* _DATA TO PROCESS_
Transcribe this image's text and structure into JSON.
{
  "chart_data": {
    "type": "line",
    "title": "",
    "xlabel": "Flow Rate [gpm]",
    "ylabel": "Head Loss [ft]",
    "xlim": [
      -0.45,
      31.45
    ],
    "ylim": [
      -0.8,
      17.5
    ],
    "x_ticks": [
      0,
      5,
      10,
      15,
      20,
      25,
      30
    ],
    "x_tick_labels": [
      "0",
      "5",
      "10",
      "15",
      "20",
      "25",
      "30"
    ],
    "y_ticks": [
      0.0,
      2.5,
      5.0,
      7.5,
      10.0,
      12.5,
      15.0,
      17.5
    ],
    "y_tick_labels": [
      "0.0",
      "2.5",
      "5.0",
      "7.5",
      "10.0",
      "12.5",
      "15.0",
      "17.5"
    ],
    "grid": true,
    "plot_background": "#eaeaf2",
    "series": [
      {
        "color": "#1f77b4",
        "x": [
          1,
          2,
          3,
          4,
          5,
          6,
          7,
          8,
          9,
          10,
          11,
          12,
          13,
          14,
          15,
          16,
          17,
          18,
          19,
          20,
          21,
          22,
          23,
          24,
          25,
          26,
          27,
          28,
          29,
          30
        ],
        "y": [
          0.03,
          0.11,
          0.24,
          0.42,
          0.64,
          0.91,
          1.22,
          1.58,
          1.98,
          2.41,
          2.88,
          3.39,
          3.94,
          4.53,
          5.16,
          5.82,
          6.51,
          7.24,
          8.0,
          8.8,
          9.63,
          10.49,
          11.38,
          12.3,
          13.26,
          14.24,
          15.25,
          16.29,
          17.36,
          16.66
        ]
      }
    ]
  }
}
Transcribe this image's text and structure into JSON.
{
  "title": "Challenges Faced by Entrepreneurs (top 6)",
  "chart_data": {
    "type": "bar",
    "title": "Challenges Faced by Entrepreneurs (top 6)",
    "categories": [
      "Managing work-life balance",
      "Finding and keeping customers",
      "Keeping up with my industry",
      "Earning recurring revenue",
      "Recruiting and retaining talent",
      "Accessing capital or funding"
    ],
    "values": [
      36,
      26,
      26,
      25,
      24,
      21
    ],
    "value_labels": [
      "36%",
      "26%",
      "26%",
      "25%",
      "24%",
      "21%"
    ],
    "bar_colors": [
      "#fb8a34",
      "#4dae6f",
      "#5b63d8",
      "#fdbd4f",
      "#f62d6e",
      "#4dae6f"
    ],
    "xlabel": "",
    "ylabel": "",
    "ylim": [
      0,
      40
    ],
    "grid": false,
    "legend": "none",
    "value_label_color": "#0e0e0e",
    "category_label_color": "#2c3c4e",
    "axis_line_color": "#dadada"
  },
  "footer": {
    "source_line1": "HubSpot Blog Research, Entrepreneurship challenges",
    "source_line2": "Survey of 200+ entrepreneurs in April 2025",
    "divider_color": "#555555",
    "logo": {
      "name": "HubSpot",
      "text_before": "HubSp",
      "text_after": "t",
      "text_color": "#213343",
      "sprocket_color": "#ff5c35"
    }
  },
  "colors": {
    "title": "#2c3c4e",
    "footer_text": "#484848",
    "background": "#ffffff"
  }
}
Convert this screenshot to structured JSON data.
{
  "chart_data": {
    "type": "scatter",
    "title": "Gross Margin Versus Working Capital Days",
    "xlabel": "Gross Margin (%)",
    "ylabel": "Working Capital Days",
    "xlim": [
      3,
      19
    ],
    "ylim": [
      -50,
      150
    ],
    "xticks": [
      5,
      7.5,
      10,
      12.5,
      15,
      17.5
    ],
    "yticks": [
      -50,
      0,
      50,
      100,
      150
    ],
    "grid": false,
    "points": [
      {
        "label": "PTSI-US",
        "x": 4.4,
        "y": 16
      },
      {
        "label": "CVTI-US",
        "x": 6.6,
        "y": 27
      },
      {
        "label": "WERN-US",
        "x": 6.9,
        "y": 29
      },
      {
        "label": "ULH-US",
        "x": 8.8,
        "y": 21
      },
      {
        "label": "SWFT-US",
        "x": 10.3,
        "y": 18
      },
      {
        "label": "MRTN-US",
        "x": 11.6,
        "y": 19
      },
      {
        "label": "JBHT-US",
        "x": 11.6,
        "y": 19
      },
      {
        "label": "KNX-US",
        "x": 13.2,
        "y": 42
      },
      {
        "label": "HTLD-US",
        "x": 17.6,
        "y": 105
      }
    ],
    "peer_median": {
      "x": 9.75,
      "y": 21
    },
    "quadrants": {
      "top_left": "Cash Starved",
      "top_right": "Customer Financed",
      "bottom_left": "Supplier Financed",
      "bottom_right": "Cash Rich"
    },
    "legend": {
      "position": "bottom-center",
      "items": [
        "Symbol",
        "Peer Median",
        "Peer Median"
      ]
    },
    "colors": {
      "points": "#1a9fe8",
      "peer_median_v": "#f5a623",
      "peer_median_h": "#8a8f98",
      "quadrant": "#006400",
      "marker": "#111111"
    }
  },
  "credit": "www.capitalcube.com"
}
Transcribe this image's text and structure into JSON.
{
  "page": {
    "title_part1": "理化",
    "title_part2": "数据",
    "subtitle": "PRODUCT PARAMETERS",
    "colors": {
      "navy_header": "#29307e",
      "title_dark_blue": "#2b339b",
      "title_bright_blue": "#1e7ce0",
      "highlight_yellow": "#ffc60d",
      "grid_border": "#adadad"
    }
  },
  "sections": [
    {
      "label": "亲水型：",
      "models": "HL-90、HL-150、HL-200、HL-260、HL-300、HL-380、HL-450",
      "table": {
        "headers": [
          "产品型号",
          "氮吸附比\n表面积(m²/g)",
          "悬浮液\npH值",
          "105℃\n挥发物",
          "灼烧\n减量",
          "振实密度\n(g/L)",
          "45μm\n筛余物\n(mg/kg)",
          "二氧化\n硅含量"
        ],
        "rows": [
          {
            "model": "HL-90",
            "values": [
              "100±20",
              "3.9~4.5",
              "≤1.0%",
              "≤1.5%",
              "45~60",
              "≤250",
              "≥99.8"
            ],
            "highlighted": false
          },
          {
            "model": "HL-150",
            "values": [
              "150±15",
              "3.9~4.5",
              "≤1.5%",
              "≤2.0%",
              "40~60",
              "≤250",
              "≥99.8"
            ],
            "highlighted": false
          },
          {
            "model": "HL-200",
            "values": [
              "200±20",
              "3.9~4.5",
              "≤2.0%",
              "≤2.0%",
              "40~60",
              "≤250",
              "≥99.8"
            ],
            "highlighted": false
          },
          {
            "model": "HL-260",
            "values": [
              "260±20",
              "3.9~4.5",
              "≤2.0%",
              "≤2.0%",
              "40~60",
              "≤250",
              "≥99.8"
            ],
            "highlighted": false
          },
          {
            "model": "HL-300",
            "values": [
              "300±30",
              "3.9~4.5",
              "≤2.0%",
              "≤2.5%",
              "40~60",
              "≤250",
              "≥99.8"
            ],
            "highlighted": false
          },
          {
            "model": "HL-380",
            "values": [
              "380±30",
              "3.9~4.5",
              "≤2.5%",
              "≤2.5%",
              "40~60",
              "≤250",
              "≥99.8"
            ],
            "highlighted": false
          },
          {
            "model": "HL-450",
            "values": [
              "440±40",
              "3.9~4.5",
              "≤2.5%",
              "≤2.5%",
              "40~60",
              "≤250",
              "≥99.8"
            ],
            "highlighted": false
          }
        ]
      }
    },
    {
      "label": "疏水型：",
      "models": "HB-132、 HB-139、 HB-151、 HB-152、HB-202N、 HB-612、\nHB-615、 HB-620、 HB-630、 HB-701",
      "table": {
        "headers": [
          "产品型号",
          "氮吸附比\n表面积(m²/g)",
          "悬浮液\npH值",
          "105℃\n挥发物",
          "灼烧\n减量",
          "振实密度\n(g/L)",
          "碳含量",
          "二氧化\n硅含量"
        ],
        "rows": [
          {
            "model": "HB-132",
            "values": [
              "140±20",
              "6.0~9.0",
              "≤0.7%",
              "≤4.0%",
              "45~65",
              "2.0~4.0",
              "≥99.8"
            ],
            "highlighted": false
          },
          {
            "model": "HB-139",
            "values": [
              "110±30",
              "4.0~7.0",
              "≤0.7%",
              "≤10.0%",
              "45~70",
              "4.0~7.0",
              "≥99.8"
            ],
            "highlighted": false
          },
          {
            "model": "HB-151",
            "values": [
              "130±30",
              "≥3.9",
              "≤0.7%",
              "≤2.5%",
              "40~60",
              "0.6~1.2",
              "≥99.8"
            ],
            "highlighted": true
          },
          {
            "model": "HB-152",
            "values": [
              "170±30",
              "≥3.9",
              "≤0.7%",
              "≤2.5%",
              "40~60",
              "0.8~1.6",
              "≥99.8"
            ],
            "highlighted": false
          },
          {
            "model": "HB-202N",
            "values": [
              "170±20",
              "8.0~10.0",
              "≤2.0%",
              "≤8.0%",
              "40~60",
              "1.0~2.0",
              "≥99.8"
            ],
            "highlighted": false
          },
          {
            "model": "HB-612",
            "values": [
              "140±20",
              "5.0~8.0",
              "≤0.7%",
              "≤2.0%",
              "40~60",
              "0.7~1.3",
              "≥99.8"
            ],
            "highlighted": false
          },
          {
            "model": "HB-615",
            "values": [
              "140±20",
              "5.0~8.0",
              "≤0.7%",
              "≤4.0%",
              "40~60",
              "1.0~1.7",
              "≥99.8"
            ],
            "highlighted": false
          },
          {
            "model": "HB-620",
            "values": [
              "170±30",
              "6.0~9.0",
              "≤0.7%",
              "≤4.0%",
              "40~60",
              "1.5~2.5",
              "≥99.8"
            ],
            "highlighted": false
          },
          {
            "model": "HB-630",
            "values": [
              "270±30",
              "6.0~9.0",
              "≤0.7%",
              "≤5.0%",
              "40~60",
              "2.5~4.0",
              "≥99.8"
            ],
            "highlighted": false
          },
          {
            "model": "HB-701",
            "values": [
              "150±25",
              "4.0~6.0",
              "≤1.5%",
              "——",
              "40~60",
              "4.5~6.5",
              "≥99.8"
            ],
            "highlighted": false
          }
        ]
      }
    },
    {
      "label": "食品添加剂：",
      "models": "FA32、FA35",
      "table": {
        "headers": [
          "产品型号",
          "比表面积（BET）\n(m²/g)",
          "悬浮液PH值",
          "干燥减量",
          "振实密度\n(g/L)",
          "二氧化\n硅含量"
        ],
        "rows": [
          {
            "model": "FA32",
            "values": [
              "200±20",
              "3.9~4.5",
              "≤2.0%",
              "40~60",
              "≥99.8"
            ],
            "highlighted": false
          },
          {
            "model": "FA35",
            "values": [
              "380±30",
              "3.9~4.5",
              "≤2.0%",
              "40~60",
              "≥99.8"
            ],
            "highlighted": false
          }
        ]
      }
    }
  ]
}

* _WRITTEN PROBLEM_
Where a line contains "Gross", copy that line.

* _CORRECT OUTPUT_
    "title": "Gross Margin Versus Working Capital Days",
    "xlabel": "Gross Margin (%)",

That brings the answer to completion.